▶ _The request_
Count every line that has "Match" in it and give the total, nothing more.

####################

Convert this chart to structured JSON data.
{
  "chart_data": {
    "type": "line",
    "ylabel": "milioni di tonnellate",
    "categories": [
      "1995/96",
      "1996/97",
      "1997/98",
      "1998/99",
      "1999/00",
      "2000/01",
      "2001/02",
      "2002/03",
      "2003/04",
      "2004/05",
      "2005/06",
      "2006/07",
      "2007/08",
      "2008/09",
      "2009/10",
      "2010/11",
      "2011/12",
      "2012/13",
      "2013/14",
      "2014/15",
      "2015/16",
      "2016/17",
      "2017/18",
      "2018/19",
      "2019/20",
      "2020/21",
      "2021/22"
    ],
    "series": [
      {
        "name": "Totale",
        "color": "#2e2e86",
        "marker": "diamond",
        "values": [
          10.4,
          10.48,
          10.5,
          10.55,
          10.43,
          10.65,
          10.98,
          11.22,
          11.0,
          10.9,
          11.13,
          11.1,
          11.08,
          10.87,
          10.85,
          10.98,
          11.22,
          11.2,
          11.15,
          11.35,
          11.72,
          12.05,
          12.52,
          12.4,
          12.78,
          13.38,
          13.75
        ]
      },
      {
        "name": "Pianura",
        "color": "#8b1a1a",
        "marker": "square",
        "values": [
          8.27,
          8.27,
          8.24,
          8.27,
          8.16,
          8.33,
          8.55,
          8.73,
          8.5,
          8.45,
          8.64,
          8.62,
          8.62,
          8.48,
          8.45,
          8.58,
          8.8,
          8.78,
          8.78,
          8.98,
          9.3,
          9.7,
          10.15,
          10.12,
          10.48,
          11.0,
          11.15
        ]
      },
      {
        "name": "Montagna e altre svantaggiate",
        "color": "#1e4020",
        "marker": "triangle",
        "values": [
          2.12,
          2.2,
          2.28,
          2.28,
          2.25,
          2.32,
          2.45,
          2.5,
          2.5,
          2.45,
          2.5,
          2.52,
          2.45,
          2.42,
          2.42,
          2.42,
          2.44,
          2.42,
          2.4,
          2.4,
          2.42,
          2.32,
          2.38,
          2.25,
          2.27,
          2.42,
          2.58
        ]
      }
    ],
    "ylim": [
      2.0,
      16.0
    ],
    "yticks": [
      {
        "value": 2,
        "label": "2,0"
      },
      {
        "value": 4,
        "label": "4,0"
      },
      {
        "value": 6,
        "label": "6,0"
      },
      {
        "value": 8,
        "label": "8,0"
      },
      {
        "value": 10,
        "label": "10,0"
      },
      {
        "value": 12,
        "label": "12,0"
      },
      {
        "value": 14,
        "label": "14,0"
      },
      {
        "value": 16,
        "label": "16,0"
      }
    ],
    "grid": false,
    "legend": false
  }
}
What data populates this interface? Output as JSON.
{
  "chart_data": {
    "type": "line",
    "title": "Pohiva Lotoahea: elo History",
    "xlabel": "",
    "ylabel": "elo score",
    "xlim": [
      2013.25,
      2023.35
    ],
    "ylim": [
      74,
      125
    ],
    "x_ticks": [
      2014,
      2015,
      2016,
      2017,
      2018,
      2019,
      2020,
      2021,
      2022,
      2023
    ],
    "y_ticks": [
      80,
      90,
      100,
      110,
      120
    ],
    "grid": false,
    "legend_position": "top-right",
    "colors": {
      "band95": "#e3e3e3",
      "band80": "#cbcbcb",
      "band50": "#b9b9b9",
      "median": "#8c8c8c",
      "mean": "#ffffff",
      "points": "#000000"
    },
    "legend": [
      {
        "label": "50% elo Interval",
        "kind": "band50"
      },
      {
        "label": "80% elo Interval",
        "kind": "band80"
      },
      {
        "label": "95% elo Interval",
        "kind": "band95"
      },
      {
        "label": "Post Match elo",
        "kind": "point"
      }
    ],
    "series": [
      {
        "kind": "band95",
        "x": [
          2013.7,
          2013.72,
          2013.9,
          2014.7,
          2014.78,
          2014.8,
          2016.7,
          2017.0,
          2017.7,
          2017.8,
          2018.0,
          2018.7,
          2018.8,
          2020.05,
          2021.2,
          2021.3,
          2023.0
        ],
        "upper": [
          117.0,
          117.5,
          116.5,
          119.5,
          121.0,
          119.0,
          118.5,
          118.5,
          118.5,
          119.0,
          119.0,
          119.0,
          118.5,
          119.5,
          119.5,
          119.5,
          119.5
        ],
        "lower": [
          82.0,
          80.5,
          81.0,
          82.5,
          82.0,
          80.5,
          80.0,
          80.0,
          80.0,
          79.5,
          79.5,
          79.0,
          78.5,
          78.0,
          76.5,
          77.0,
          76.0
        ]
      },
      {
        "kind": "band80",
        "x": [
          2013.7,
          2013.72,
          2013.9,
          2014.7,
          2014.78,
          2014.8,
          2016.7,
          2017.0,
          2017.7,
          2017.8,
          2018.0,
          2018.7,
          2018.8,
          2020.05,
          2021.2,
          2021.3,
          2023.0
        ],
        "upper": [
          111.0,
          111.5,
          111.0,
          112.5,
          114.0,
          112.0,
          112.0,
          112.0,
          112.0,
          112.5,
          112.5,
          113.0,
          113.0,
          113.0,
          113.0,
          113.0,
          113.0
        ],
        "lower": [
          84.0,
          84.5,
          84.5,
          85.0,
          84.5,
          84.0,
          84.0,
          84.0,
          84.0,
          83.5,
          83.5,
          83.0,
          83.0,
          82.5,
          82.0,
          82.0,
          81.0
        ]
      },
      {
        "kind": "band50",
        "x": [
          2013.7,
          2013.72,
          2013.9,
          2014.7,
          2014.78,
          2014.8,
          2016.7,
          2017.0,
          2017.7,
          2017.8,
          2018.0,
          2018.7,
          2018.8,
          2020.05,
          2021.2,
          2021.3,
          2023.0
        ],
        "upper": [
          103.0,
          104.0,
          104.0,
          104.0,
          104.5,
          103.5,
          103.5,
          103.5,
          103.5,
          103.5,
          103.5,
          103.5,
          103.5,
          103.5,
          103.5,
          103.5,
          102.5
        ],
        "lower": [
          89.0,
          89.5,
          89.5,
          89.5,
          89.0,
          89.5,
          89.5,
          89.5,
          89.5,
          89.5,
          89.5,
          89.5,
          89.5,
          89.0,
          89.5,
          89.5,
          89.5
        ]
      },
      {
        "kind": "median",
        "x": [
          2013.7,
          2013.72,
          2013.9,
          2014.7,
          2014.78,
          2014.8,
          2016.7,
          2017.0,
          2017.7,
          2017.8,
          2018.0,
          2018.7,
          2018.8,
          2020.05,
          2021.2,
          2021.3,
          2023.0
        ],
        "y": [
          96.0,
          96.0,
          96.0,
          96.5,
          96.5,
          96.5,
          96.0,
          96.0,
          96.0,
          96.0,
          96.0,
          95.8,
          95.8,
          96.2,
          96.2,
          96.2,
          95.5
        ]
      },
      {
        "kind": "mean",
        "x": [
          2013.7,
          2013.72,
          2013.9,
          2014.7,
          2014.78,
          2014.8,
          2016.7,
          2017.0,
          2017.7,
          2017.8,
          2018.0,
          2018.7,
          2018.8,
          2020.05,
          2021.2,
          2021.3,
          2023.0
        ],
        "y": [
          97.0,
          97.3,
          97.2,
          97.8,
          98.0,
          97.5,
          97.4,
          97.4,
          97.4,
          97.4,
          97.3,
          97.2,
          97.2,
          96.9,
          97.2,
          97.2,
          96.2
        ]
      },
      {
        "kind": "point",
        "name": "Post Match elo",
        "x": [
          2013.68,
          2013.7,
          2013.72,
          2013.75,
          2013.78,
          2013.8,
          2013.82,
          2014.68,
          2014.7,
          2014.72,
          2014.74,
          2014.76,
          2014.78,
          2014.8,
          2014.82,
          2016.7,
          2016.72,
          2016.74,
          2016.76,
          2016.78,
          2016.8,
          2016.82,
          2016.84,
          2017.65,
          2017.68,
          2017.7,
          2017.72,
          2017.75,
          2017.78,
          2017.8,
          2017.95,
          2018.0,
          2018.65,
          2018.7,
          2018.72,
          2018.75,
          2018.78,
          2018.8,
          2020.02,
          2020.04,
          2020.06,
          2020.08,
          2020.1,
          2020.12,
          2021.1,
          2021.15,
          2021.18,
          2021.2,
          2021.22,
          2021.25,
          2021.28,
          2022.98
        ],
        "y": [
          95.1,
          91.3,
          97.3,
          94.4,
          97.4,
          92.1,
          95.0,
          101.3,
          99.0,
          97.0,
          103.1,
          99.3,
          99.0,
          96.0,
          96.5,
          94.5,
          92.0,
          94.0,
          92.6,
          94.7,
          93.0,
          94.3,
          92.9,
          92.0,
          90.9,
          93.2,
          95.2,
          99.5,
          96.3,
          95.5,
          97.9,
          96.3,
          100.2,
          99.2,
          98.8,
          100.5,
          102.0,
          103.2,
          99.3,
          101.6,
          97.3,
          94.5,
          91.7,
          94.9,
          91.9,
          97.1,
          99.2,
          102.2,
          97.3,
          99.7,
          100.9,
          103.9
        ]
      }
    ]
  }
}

####################

▶ _Result for this task_
2